DIRECTIONS ::
Locate all lines with the word "BrendanCarrFCC" and copy them out.

PROVIDED DATA ::
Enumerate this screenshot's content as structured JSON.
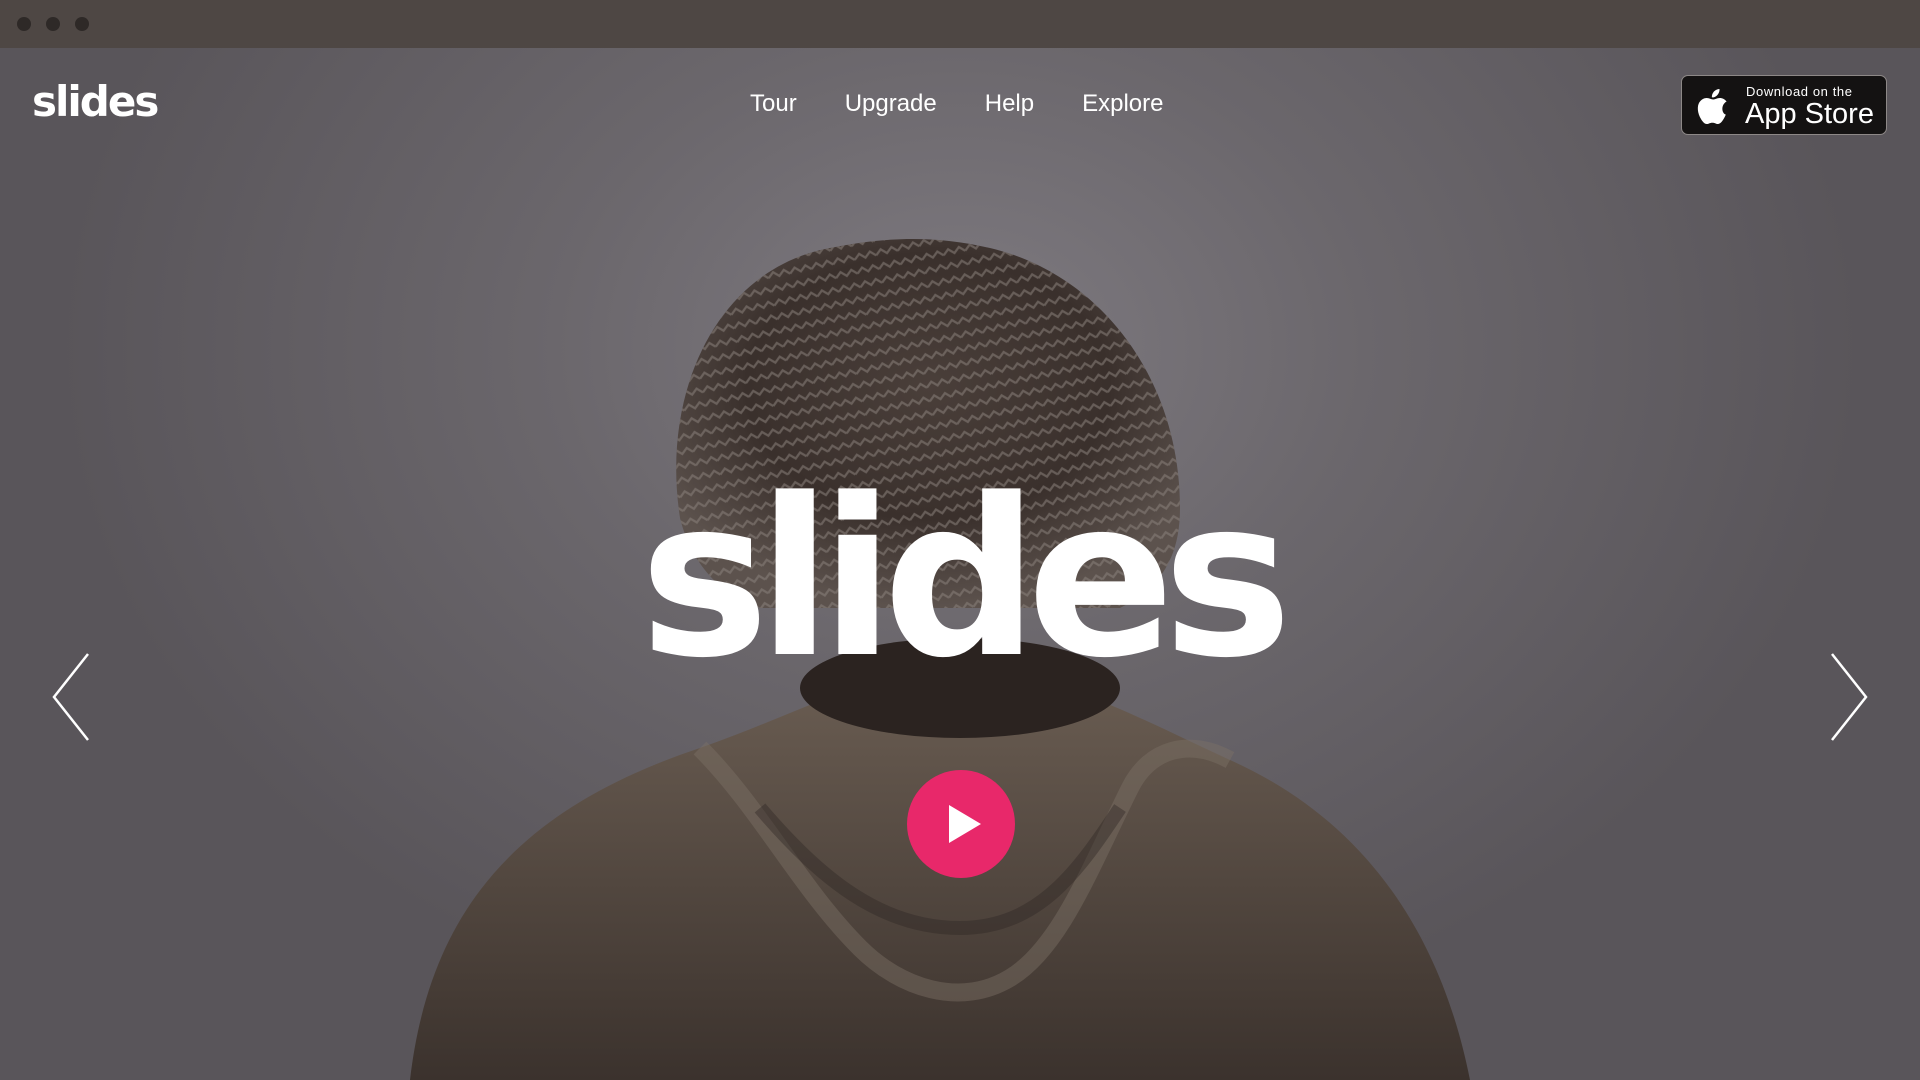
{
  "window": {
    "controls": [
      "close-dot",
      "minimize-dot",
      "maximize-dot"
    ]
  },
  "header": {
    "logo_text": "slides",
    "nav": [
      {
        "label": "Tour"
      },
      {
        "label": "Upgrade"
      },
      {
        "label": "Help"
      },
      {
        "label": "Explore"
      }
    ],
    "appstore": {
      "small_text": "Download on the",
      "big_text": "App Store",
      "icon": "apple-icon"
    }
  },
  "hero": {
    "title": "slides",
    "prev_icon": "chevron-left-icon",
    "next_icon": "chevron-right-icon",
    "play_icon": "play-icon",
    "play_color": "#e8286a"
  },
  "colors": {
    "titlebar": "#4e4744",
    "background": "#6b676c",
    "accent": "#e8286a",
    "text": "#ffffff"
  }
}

---

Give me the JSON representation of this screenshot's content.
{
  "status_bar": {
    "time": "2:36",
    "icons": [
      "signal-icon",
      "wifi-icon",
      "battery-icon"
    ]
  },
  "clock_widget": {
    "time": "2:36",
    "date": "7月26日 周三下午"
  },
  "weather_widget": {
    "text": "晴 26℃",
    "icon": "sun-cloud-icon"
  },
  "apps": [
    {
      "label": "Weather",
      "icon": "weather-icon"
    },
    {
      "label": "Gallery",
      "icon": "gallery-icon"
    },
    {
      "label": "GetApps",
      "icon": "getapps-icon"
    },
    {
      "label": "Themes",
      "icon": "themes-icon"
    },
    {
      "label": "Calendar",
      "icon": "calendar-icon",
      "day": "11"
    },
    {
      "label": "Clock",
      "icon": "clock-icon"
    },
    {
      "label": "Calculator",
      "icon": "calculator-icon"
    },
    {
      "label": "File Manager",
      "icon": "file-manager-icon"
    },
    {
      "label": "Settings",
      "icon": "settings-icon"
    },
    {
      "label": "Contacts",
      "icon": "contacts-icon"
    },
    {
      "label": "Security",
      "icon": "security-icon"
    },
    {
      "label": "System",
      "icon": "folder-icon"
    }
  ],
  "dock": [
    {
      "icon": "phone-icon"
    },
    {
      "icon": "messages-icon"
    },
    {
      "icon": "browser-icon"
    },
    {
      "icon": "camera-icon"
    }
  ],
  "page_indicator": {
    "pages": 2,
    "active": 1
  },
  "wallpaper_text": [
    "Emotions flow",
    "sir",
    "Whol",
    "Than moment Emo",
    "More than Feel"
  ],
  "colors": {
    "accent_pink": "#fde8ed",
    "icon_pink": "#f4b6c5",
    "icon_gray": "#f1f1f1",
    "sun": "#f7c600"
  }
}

==

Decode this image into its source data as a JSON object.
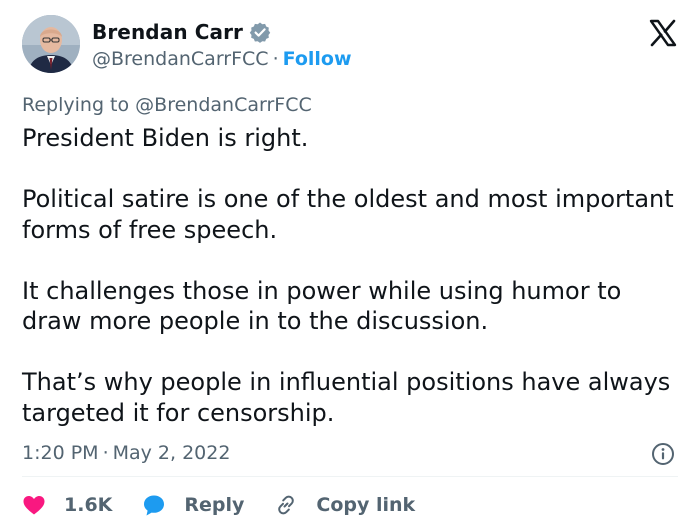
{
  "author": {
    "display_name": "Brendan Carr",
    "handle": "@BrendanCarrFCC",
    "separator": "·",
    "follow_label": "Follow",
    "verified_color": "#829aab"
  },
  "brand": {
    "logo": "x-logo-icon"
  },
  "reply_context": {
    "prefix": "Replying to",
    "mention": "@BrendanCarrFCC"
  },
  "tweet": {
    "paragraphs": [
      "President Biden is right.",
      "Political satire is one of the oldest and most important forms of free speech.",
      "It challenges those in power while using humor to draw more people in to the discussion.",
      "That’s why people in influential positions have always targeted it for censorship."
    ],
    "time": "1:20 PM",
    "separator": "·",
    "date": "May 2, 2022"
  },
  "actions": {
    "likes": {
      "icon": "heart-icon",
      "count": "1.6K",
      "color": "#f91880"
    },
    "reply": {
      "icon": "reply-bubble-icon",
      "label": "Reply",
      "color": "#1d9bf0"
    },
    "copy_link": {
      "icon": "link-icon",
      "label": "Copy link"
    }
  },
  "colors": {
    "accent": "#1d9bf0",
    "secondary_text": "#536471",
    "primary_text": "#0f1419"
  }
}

WRITTEN RESPONSE ::
    "handle": "@BrendanCarrFCC",
    "mention": "@BrendanCarrFCC"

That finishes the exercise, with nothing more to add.